▸ DIRECTION:
The listing below must be repeated word for word, with its images excluded.

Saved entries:
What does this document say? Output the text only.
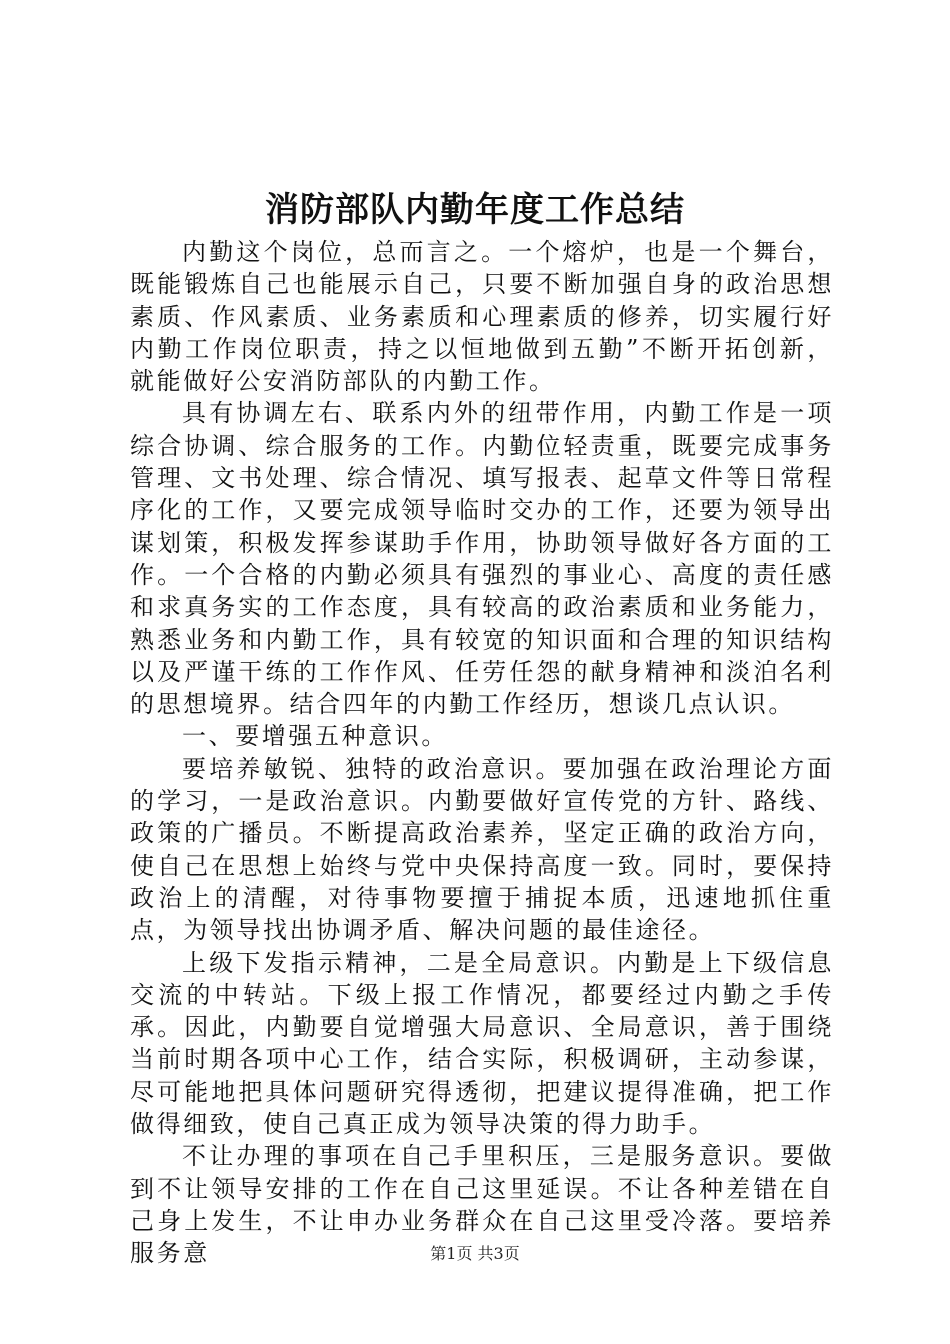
消防部队内勤年度工作总结

内勤这个岗位，总而言之。一个熔炉，也是一个舞台，既能锻炼自己也能展示自己，只要不断加强自身的政治思想素质、作风素质、业务素质和心理素质的修养，切实履行好内勤工作岗位职责，持之以恒地做到五勤”不断开拓创新，就能做好公安消防部队的内勤工作。

具有协调左右、联系内外的纽带作用，内勤工作是一项综合协调、综合服务的工作。内勤位轻责重，既要完成事务管理、文书处理、综合情况、填写报表、起草文件等日常程序化的工作，又要完成领导临时交办的工作，还要为领导出谋划策，积极发挥参谋助手作用，协助领导做好各方面的工作。一个合格的内勤必须具有强烈的事业心、高度的责任感和求真务实的工作态度，具有较高的政治素质和业务能力，熟悉业务和内勤工作，具有较宽的知识面和合理的知识结构以及严谨干练的工作作风、任劳任怨的献身精神和淡泊名利的思想境界。结合四年的内勤工作经历，想谈几点认识。

一、要增强五种意识。

要培养敏锐、独特的政治意识。要加强在政治理论方面的学习，一是政治意识。内勤要做好宣传党的方针、路线、政策的广播员。不断提高政治素养，坚定正确的政治方向，使自己在思想上始终与党中央保持高度一致。同时，要保持政治上的清醒，对待事物要擅于捕捉本质，迅速地抓住重点，为领导找出协调矛盾、解决问题的最佳途径。

上级下发指示精神，二是全局意识。内勤是上下级信息交流的中转站。下级上报工作情况，都要经过内勤之手传承。因此，内勤要自觉增强大局意识、全局意识，善于围绕当前时期各项中心工作，结合实际，积极调研，主动参谋，尽可能地把具体问题研究得透彻，把建议提得准确，把工作做得细致，使自己真正成为领导决策的得力助手。

不让办理的事项在自己手里积压，三是服务意识。要做到不让领导安排的工作在自己这里延误。不让各种差错在自己身上发生，不让申办业务群众在自己这里受冷落。要培养服务意	第1页 共3页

▸ OUTPUT OF THE EXERCISE:
What does this document say? Output the text only.
消防部队内勤年度工作总结

内勤这个岗位，总而言之。一个熔炉，也是一个舞台，既能锻炼自己也能展示自己，只要不断加强自身的政治思想素质、作风素质、业务素质和心理素质的修养，切实履行好内勤工作岗位职责，持之以恒地做到五勤”不断开拓创新，就能做好公安消防部队的内勤工作。

具有协调左右、联系内外的纽带作用，内勤工作是一项综合协调、综合服务的工作。内勤位轻责重，既要完成事务管理、文书处理、综合情况、填写报表、起草文件等日常程序化的工作，又要完成领导临时交办的工作，还要为领导出谋划策，积极发挥参谋助手作用，协助领导做好各方面的工作。一个合格的内勤必须具有强烈的事业心、高度的责任感和求真务实的工作态度，具有较高的政治素质和业务能力，熟悉业务和内勤工作，具有较宽的知识面和合理的知识结构以及严谨干练的工作作风、任劳任怨的献身精神和淡泊名利的思想境界。结合四年的内勤工作经历，想谈几点认识。

一、要增强五种意识。

要培养敏锐、独特的政治意识。要加强在政治理论方面的学习，一是政治意识。内勤要做好宣传党的方针、路线、政策的广播员。不断提高政治素养，坚定正确的政治方向，使自己在思想上始终与党中央保持高度一致。同时，要保持政治上的清醒，对待事物要擅于捕捉本质，迅速地抓住重点，为领导找出协调矛盾、解决问题的最佳途径。

上级下发指示精神，二是全局意识。内勤是上下级信息交流的中转站。下级上报工作情况，都要经过内勤之手传承。因此，内勤要自觉增强大局意识、全局意识，善于围绕当前时期各项中心工作，结合实际，积极调研，主动参谋，尽可能地把具体问题研究得透彻，把建议提得准确，把工作做得细致，使自己真正成为领导决策的得力助手。

不让办理的事项在自己手里积压，三是服务意识。要做到不让领导安排的工作在自己这里延误。不让各种差错在自己身上发生，不让申办业务群众在自己这里受冷落。要培养服务意	第1页 共3页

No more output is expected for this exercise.